Check every line of the entries that follow, and copy the ones containing "polynomials".

INPUT MATERIAL:
+++

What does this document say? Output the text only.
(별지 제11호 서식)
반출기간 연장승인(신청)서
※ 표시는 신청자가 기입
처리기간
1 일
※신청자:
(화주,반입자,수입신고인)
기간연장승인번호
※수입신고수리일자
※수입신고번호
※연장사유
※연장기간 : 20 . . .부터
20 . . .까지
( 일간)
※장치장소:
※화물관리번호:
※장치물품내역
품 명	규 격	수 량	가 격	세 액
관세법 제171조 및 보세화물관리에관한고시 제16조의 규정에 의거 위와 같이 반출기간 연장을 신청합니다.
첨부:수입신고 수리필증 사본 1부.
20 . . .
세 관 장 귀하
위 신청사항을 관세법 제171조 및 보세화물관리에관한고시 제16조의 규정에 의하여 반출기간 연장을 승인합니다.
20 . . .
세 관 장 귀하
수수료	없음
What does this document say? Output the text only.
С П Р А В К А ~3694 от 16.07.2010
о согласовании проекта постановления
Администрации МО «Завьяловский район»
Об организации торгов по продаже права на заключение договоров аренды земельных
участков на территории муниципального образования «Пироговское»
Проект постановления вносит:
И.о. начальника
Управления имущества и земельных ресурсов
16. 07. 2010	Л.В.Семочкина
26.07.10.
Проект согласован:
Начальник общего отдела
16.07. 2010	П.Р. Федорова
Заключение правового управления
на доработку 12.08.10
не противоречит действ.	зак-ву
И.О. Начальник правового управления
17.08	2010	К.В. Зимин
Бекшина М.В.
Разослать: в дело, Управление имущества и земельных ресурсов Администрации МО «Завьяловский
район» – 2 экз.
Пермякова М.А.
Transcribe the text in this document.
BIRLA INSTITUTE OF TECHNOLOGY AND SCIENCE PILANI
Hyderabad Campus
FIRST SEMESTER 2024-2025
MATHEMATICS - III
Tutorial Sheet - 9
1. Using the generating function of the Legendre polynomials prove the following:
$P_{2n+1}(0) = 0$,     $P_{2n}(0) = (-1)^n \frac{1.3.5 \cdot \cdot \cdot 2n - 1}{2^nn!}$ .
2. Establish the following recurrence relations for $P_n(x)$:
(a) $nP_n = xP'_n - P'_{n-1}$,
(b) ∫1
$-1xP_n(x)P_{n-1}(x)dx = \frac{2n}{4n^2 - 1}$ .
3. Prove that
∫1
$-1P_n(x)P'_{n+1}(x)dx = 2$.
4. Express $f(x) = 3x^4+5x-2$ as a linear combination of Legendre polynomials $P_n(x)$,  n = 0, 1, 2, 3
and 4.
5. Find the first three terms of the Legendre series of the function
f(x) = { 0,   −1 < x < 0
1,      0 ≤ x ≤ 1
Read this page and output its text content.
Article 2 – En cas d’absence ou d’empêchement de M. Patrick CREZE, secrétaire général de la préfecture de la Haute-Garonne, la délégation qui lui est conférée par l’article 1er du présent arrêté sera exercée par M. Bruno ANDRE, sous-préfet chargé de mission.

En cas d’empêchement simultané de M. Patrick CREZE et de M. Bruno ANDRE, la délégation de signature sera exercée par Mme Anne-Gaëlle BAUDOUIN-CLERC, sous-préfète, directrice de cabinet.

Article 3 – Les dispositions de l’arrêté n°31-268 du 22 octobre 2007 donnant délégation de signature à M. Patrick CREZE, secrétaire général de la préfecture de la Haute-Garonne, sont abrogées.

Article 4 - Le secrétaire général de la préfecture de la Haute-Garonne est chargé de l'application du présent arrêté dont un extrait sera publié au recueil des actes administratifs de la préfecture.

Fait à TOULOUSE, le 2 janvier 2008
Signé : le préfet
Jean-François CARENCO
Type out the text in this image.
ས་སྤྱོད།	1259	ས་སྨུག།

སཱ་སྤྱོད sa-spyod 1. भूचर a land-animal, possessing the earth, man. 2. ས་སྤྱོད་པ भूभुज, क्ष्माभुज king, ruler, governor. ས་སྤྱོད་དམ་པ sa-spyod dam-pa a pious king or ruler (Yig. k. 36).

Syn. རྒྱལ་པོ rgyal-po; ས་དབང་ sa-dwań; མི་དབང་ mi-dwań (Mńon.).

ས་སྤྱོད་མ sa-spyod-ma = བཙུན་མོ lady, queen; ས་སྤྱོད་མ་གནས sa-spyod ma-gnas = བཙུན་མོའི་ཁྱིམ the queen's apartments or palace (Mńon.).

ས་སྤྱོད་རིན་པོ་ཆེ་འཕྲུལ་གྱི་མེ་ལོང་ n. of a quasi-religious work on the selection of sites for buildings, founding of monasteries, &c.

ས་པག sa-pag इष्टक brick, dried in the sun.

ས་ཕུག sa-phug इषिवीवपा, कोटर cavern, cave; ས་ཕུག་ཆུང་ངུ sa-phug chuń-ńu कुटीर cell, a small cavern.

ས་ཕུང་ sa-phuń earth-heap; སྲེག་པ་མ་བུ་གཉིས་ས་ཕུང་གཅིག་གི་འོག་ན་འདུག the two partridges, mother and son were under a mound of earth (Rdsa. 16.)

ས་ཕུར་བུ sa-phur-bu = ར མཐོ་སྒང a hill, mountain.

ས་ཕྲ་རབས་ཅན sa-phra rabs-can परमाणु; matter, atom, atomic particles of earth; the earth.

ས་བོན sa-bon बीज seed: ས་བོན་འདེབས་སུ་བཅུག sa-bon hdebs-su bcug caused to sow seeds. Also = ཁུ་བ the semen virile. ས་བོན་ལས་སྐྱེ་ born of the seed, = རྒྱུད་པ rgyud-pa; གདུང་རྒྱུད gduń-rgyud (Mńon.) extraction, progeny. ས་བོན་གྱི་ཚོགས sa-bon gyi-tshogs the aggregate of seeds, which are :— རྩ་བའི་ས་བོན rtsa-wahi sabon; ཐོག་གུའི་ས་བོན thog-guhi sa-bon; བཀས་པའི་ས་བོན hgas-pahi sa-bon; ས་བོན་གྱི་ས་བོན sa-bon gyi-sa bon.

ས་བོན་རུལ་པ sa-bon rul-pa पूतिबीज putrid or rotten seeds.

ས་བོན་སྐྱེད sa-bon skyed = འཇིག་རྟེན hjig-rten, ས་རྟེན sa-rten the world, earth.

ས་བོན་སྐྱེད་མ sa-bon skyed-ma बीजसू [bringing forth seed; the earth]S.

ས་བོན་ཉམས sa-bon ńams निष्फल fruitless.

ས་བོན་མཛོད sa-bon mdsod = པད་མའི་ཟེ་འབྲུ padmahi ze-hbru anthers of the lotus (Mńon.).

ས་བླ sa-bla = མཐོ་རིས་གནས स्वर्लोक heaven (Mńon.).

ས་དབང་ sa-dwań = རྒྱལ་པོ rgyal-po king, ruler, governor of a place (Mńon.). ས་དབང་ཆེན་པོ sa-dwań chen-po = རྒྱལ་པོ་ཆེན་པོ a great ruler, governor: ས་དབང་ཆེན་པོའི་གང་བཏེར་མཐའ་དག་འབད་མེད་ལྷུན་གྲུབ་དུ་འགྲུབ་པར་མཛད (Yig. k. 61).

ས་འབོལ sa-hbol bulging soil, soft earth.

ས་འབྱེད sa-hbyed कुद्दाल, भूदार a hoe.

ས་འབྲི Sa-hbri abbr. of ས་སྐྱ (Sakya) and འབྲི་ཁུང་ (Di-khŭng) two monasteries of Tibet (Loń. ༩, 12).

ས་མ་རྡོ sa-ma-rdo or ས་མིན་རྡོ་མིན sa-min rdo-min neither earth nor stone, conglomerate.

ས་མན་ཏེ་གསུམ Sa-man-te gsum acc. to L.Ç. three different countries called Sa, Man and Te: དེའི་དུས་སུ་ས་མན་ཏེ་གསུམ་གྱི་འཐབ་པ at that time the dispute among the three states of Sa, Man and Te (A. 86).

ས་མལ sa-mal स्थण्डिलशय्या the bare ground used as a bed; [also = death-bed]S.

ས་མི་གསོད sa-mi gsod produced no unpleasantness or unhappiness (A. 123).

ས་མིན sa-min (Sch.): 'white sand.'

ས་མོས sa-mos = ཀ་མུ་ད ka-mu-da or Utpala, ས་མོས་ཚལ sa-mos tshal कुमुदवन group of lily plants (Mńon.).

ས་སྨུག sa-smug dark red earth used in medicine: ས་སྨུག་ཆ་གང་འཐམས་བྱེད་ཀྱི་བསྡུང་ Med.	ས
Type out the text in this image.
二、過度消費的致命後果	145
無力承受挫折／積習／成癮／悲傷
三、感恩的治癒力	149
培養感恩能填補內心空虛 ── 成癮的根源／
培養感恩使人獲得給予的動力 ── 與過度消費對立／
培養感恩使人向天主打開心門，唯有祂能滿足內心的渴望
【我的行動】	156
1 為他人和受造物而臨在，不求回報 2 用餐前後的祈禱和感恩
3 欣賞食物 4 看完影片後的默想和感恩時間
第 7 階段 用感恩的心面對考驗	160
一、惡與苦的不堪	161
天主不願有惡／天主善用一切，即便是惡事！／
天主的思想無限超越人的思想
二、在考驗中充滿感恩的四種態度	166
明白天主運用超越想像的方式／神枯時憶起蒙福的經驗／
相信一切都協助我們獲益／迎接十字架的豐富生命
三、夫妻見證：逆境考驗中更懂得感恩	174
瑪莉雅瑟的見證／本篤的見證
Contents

+++

EXPECTED ANSWER:
1. Using the generating function of the Legendre polynomials prove the following:
4. Express $f(x) = 3x^4+5x-2$ as a linear combination of Legendre polynomials $P_n(x)$,  n = 0, 1, 2, 3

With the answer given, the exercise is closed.